[Problem description] Reproduce every line of the items below word for word, leaving out the pictures.

(Element location listings)
• • • • •
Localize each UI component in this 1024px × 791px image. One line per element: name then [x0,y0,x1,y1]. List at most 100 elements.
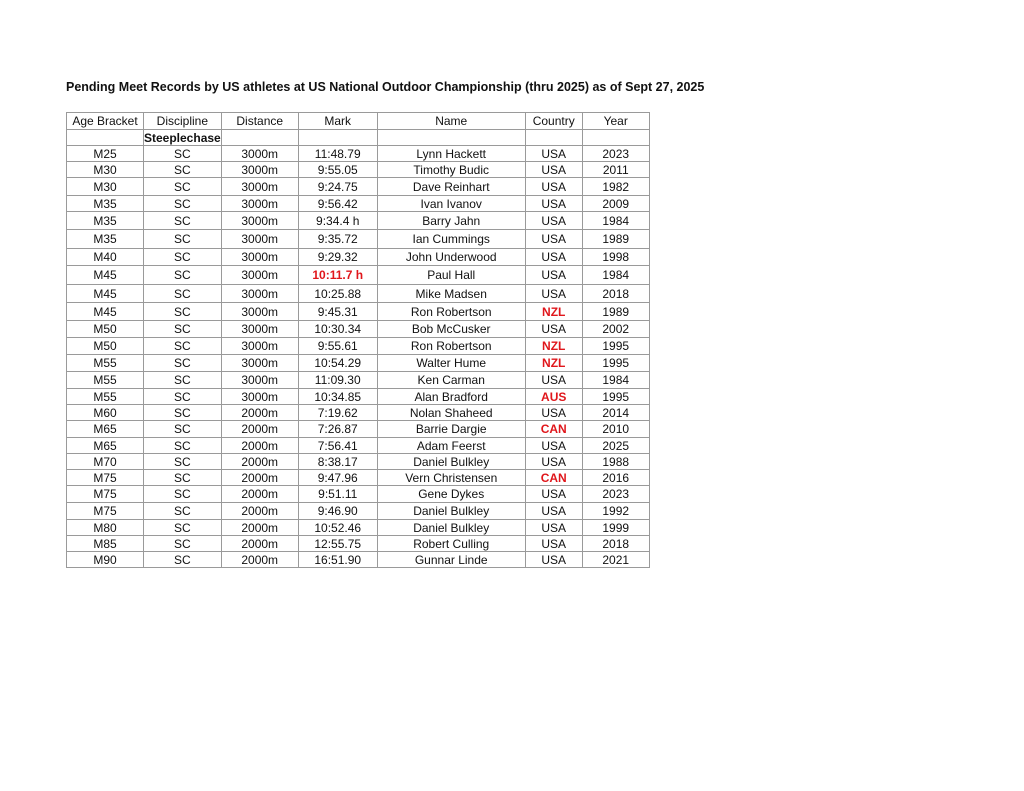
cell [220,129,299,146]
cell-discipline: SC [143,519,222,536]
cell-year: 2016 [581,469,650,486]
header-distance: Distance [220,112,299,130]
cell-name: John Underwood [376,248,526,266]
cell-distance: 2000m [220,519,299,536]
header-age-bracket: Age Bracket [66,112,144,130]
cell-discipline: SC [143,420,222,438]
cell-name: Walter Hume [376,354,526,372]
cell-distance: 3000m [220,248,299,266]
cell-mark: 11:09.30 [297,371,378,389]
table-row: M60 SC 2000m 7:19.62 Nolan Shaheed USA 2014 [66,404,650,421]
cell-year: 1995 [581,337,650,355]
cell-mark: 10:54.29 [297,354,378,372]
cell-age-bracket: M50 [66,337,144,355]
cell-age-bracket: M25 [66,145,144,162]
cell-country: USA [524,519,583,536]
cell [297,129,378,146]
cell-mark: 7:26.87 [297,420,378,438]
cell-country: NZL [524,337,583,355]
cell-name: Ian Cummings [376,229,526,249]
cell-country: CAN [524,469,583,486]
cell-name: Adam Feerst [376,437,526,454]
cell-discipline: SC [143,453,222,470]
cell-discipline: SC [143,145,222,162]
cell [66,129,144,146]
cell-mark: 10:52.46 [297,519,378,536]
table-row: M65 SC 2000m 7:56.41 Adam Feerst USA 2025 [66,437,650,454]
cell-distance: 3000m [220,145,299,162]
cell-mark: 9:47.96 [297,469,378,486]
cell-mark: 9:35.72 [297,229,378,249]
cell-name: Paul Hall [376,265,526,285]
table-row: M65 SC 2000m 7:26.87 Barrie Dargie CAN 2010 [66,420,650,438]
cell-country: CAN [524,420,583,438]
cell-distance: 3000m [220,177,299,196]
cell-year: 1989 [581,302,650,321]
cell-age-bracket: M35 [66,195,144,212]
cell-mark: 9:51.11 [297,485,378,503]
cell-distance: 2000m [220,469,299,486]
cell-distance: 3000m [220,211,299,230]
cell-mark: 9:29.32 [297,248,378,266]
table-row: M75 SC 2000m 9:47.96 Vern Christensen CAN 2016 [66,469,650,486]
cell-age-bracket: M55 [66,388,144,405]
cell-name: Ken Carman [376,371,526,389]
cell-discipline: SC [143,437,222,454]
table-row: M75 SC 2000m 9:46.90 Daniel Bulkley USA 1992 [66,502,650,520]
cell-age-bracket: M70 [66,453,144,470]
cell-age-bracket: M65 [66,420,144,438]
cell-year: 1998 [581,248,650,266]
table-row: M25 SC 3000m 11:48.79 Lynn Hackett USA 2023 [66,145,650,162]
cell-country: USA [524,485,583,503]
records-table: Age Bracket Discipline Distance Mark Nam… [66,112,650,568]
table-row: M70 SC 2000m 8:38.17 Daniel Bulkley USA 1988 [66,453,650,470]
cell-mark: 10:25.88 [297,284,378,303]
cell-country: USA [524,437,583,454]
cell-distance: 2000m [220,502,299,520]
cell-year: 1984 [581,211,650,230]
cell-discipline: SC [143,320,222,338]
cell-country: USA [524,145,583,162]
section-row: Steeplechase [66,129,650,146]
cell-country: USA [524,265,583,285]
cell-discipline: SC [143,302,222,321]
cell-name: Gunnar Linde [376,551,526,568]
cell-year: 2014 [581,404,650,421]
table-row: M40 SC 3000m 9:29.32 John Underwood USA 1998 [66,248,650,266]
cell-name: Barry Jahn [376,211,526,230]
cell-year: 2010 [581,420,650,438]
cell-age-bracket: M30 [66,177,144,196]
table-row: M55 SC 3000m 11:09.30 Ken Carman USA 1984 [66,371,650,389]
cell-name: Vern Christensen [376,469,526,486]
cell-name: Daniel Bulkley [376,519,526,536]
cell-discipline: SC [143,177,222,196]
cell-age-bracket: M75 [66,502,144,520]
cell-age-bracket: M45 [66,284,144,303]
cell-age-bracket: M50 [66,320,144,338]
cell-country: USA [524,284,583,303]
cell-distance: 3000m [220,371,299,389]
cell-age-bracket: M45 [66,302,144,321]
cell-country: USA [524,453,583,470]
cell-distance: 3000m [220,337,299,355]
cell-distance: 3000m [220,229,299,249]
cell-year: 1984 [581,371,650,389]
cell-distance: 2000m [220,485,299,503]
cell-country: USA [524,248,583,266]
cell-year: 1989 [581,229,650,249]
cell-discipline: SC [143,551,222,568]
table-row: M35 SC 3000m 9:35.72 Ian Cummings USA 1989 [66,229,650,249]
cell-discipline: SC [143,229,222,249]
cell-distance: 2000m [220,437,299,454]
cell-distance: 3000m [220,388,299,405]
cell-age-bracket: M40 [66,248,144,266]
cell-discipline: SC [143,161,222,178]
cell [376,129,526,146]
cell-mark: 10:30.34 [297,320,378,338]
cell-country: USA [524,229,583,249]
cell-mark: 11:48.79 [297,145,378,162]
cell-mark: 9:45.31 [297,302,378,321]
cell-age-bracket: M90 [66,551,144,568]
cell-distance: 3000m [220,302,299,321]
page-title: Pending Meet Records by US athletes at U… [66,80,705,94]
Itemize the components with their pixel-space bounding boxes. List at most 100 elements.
• • • • •
[Reply]
Localize each UI component in this 1024px × 791px image. One line per element: name then [x0,y0,x1,y1]. List at most 100 elements.
cell [220,129,299,146]
cell-discipline: SC [143,519,222,536]
cell-year: 2016 [581,469,650,486]
header-distance: Distance [220,112,299,130]
cell-name: John Underwood [376,248,526,266]
cell-distance: 2000m [220,519,299,536]
header-age-bracket: Age Bracket [66,112,144,130]
cell-discipline: SC [143,420,222,438]
cell-name: Walter Hume [376,354,526,372]
cell-distance: 3000m [220,248,299,266]
cell-mark: 11:09.30 [297,371,378,389]
table-row: M60 SC 2000m 7:19.62 Nolan Shaheed USA 2014 [66,404,650,421]
cell-year: 1995 [581,337,650,355]
cell-mark: 10:54.29 [297,354,378,372]
cell-age-bracket: M50 [66,337,144,355]
cell-age-bracket: M25 [66,145,144,162]
cell-country: USA [524,519,583,536]
cell [297,129,378,146]
cell-mark: 7:26.87 [297,420,378,438]
cell-country: NZL [524,337,583,355]
cell-name: Ian Cummings [376,229,526,249]
cell-country: CAN [524,469,583,486]
cell-name: Adam Feerst [376,437,526,454]
cell-discipline: SC [143,453,222,470]
cell-discipline: SC [143,145,222,162]
cell [66,129,144,146]
cell-mark: 10:52.46 [297,519,378,536]
table-row: M65 SC 2000m 7:56.41 Adam Feerst USA 2025 [66,437,650,454]
cell-distance: 3000m [220,145,299,162]
cell-mark: 9:47.96 [297,469,378,486]
cell-mark: 9:35.72 [297,229,378,249]
cell-name: Paul Hall [376,265,526,285]
table-row: M65 SC 2000m 7:26.87 Barrie Dargie CAN 2010 [66,420,650,438]
cell-country: CAN [524,420,583,438]
cell-distance: 3000m [220,177,299,196]
cell-year: 1989 [581,302,650,321]
cell-age-bracket: M35 [66,195,144,212]
cell-mark: 9:51.11 [297,485,378,503]
cell-distance: 2000m [220,469,299,486]
cell-distance: 3000m [220,211,299,230]
cell-mark: 9:29.32 [297,248,378,266]
table-row: M75 SC 2000m 9:47.96 Vern Christensen CAN 2016 [66,469,650,486]
cell-age-bracket: M55 [66,388,144,405]
cell-name: Ken Carman [376,371,526,389]
cell-discipline: SC [143,437,222,454]
table-row: M75 SC 2000m 9:46.90 Daniel Bulkley USA 1992 [66,502,650,520]
cell-age-bracket: M70 [66,453,144,470]
cell-age-bracket: M65 [66,420,144,438]
cell-year: 1998 [581,248,650,266]
table-row: M25 SC 3000m 11:48.79 Lynn Hackett USA 2023 [66,145,650,162]
cell-country: USA [524,485,583,503]
records-table: Age Bracket Discipline Distance Mark Nam… [66,112,650,568]
table-row: M70 SC 2000m 8:38.17 Daniel Bulkley USA 1988 [66,453,650,470]
cell-mark: 10:25.88 [297,284,378,303]
cell-country: USA [524,437,583,454]
cell-distance: 2000m [220,502,299,520]
cell-year: 1984 [581,211,650,230]
cell-discipline: SC [143,320,222,338]
cell-country: USA [524,145,583,162]
section-row: Steeplechase [66,129,650,146]
cell-country: USA [524,265,583,285]
cell-discipline: SC [143,302,222,321]
cell-name: Gunnar Linde [376,551,526,568]
cell-year: 2014 [581,404,650,421]
table-row: M40 SC 3000m 9:29.32 John Underwood USA 1998 [66,248,650,266]
cell-name: Barry Jahn [376,211,526,230]
cell-year: 2010 [581,420,650,438]
cell-age-bracket: M30 [66,177,144,196]
table-row: M55 SC 3000m 11:09.30 Ken Carman USA 1984 [66,371,650,389]
cell-name: Vern Christensen [376,469,526,486]
cell-name: Daniel Bulkley [376,519,526,536]
cell-discipline: SC [143,177,222,196]
cell-age-bracket: M75 [66,502,144,520]
cell-age-bracket: M45 [66,284,144,303]
cell-age-bracket: M50 [66,320,144,338]
cell-country: USA [524,284,583,303]
cell-distance: 3000m [220,371,299,389]
cell-age-bracket: M45 [66,302,144,321]
cell-country: USA [524,453,583,470]
cell-distance: 3000m [220,337,299,355]
cell-distance: 3000m [220,229,299,249]
cell-year: 1984 [581,371,650,389]
cell-distance: 2000m [220,485,299,503]
cell-country: USA [524,248,583,266]
cell-year: 1989 [581,229,650,249]
cell-discipline: SC [143,551,222,568]
table-row: M35 SC 3000m 9:35.72 Ian Cummings USA 1989 [66,229,650,249]
cell-discipline: SC [143,229,222,249]
cell-distance: 2000m [220,437,299,454]
cell-distance: 3000m [220,388,299,405]
cell-age-bracket: M40 [66,248,144,266]
cell-discipline: SC [143,161,222,178]
cell [376,129,526,146]
cell-mark: 10:30.34 [297,320,378,338]
cell-country: USA [524,229,583,249]
cell-mark: 11:48.79 [297,145,378,162]
cell-mark: 9:45.31 [297,302,378,321]
cell-age-bracket: M90 [66,551,144,568]
cell-distance: 3000m [220,302,299,321]
page-title: Pending Meet Records by US athletes at U… [66,80,705,94]
Itemize the components with their pixel-space bounding boxes. List at most 100 elements.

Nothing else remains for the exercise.